Work to complete: Reproduce the data exactly.

start Extracted data

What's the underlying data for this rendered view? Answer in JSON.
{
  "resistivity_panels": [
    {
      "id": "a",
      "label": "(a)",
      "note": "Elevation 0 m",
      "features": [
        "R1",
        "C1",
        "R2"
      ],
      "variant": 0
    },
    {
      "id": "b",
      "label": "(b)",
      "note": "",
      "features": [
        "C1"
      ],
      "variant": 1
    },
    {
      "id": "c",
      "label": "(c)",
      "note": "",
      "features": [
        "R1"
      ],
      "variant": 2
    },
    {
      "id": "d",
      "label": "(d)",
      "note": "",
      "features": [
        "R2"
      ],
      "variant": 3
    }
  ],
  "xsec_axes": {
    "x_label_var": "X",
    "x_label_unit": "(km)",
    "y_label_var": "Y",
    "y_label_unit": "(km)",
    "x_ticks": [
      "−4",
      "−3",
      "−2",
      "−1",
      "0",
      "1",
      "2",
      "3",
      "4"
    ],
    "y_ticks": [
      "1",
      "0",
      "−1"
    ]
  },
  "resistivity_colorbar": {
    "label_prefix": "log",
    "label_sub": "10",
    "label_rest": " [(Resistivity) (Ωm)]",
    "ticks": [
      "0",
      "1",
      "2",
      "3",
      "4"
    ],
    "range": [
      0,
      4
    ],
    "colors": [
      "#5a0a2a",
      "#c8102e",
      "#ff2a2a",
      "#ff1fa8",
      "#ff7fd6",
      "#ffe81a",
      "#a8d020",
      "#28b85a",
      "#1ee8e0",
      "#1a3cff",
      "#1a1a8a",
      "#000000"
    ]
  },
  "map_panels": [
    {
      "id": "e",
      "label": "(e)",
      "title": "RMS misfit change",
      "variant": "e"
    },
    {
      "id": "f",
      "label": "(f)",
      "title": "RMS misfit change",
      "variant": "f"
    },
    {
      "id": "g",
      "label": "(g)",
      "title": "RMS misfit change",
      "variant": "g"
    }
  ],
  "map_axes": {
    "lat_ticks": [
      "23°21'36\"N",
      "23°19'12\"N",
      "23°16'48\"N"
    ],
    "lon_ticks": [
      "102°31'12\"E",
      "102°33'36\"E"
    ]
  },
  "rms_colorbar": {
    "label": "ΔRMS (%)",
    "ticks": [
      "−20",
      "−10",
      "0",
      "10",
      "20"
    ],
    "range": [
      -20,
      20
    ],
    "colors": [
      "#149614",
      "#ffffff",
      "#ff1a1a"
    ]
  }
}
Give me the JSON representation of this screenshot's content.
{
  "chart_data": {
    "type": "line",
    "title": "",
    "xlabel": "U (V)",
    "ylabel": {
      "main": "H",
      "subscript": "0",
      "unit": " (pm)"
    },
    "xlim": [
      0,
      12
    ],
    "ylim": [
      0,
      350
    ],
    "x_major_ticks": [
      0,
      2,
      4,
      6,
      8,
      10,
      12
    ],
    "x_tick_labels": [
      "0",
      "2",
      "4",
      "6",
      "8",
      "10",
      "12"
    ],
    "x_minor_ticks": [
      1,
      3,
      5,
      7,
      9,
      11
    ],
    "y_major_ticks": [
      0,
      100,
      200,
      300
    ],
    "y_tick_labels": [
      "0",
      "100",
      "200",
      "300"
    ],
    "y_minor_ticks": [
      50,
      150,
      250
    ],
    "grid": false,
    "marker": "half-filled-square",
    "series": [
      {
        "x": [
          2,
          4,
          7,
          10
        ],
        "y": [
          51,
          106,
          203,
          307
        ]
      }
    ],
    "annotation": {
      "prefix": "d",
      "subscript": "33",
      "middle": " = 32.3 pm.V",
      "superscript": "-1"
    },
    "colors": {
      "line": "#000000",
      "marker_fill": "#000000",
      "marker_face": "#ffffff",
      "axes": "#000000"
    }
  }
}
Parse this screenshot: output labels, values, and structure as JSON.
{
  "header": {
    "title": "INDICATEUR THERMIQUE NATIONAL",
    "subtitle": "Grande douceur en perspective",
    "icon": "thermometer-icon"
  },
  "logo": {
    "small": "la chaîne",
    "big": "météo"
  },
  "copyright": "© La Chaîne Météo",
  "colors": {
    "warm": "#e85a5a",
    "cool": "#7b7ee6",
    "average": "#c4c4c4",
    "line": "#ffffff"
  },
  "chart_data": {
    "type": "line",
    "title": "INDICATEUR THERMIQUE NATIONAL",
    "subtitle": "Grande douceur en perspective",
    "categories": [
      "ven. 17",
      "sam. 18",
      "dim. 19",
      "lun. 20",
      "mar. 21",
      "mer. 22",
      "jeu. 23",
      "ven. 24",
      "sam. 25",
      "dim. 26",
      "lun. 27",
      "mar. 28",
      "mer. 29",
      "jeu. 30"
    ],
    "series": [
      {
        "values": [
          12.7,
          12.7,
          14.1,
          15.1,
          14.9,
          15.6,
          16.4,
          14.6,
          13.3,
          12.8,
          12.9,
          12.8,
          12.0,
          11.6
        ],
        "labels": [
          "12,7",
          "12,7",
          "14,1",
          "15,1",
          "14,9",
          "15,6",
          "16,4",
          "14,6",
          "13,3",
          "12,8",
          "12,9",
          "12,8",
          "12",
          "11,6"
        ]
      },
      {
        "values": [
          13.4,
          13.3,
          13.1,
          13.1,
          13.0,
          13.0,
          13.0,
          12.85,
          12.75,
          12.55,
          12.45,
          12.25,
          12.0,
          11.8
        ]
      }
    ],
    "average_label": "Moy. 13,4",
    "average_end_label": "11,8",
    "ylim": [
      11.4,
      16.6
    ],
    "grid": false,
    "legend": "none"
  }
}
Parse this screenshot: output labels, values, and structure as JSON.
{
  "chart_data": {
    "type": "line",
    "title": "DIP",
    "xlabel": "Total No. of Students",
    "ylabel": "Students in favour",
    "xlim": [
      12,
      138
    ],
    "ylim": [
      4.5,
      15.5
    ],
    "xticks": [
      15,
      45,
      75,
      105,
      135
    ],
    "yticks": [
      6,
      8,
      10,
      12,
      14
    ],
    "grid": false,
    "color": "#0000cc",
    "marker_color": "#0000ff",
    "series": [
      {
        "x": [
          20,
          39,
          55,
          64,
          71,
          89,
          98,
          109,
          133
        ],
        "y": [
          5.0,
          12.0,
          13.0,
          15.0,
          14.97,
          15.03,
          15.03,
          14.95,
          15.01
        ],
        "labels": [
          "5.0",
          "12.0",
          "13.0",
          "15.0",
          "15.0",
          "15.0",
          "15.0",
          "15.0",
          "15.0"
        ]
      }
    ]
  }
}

end Extracted data

Result for this exercise:
What's the underlying data for this rendered view? Answer in JSON.
{
  "resistivity_panels": [
    {
      "id": "a",
      "label": "(a)",
      "note": "Elevation 0 m",
      "features": [
        "R1",
        "C1",
        "R2"
      ],
      "variant": 0
    },
    {
      "id": "b",
      "label": "(b)",
      "note": "",
      "features": [
        "C1"
      ],
      "variant": 1
    },
    {
      "id": "c",
      "label": "(c)",
      "note": "",
      "features": [
        "R1"
      ],
      "variant": 2
    },
    {
      "id": "d",
      "label": "(d)",
      "note": "",
      "features": [
        "R2"
      ],
      "variant": 3
    }
  ],
  "xsec_axes": {
    "x_label_var": "X",
    "x_label_unit": "(km)",
    "y_label_var": "Y",
    "y_label_unit": "(km)",
    "x_ticks": [
      "−4",
      "−3",
      "−2",
      "−1",
      "0",
      "1",
      "2",
      "3",
      "4"
    ],
    "y_ticks": [
      "1",
      "0",
      "−1"
    ]
  },
  "resistivity_colorbar": {
    "label_prefix": "log",
    "label_sub": "10",
    "label_rest": " [(Resistivity) (Ωm)]",
    "ticks": [
      "0",
      "1",
      "2",
      "3",
      "4"
    ],
    "range": [
      0,
      4
    ],
    "colors": [
      "#5a0a2a",
      "#c8102e",
      "#ff2a2a",
      "#ff1fa8",
      "#ff7fd6",
      "#ffe81a",
      "#a8d020",
      "#28b85a",
      "#1ee8e0",
      "#1a3cff",
      "#1a1a8a",
      "#000000"
    ]
  },
  "map_panels": [
    {
      "id": "e",
      "label": "(e)",
      "title": "RMS misfit change",
      "variant": "e"
    },
    {
      "id": "f",
      "label": "(f)",
      "title": "RMS misfit change",
      "variant": "f"
    },
    {
      "id": "g",
      "label": "(g)",
      "title": "RMS misfit change",
      "variant": "g"
    }
  ],
  "map_axes": {
    "lat_ticks": [
      "23°21'36\"N",
      "23°19'12\"N",
      "23°16'48\"N"
    ],
    "lon_ticks": [
      "102°31'12\"E",
      "102°33'36\"E"
    ]
  },
  "rms_colorbar": {
    "label": "ΔRMS (%)",
    "ticks": [
      "−20",
      "−10",
      "0",
      "10",
      "20"
    ],
    "range": [
      -20,
      20
    ],
    "colors": [
      "#149614",
      "#ffffff",
      "#ff1a1a"
    ]
  }
}
Give me the JSON representation of this screenshot's content.
{
  "chart_data": {
    "type": "line",
    "title": "",
    "xlabel": "U (V)",
    "ylabel": {
      "main": "H",
      "subscript": "0",
      "unit": " (pm)"
    },
    "xlim": [
      0,
      12
    ],
    "ylim": [
      0,
      350
    ],
    "x_major_ticks": [
      0,
      2,
      4,
      6,
      8,
      10,
      12
    ],
    "x_tick_labels": [
      "0",
      "2",
      "4",
      "6",
      "8",
      "10",
      "12"
    ],
    "x_minor_ticks": [
      1,
      3,
      5,
      7,
      9,
      11
    ],
    "y_major_ticks": [
      0,
      100,
      200,
      300
    ],
    "y_tick_labels": [
      "0",
      "100",
      "200",
      "300"
    ],
    "y_minor_ticks": [
      50,
      150,
      250
    ],
    "grid": false,
    "marker": "half-filled-square",
    "series": [
      {
        "x": [
          2,
          4,
          7,
          10
        ],
        "y": [
          51,
          106,
          203,
          307
        ]
      }
    ],
    "annotation": {
      "prefix": "d",
      "subscript": "33",
      "middle": " = 32.3 pm.V",
      "superscript": "-1"
    },
    "colors": {
      "line": "#000000",
      "marker_fill": "#000000",
      "marker_face": "#ffffff",
      "axes": "#000000"
    }
  }
}
Parse this screenshot: output labels, values, and structure as JSON.
{
  "header": {
    "title": "INDICATEUR THERMIQUE NATIONAL",
    "subtitle": "Grande douceur en perspective",
    "icon": "thermometer-icon"
  },
  "logo": {
    "small": "la chaîne",
    "big": "météo"
  },
  "copyright": "© La Chaîne Météo",
  "colors": {
    "warm": "#e85a5a",
    "cool": "#7b7ee6",
    "average": "#c4c4c4",
    "line": "#ffffff"
  },
  "chart_data": {
    "type": "line",
    "title": "INDICATEUR THERMIQUE NATIONAL",
    "subtitle": "Grande douceur en perspective",
    "categories": [
      "ven. 17",
      "sam. 18",
      "dim. 19",
      "lun. 20",
      "mar. 21",
      "mer. 22",
      "jeu. 23",
      "ven. 24",
      "sam. 25",
      "dim. 26",
      "lun. 27",
      "mar. 28",
      "mer. 29",
      "jeu. 30"
    ],
    "series": [
      {
        "values": [
          12.7,
          12.7,
          14.1,
          15.1,
          14.9,
          15.6,
          16.4,
          14.6,
          13.3,
          12.8,
          12.9,
          12.8,
          12.0,
          11.6
        ],
        "labels": [
          "12,7",
          "12,7",
          "14,1",
          "15,1",
          "14,9",
          "15,6",
          "16,4",
          "14,6",
          "13,3",
          "12,8",
          "12,9",
          "12,8",
          "12",
          "11,6"
        ]
      },
      {
        "values": [
          13.4,
          13.3,
          13.1,
          13.1,
          13.0,
          13.0,
          13.0,
          12.85,
          12.75,
          12.55,
          12.45,
          12.25,
          12.0,
          11.8
        ]
      }
    ],
    "average_label": "Moy. 13,4",
    "average_end_label": "11,8",
    "ylim": [
      11.4,
      16.6
    ],
    "grid": false,
    "legend": "none"
  }
}
Parse this screenshot: output labels, values, and structure as JSON.
{
  "chart_data": {
    "type": "line",
    "title": "DIP",
    "xlabel": "Total No. of Students",
    "ylabel": "Students in favour",
    "xlim": [
      12,
      138
    ],
    "ylim": [
      4.5,
      15.5
    ],
    "xticks": [
      15,
      45,
      75,
      105,
      135
    ],
    "yticks": [
      6,
      8,
      10,
      12,
      14
    ],
    "grid": false,
    "color": "#0000cc",
    "marker_color": "#0000ff",
    "series": [
      {
        "x": [
          20,
          39,
          55,
          64,
          71,
          89,
          98,
          109,
          133
        ],
        "y": [
          5.0,
          12.0,
          13.0,
          15.0,
          14.97,
          15.03,
          15.03,
          14.95,
          15.01
        ],
        "labels": [
          "5.0",
          "12.0",
          "13.0",
          "15.0",
          "15.0",
          "15.0",
          "15.0",
          "15.0",
          "15.0"
        ]
      }
    ]
  }
}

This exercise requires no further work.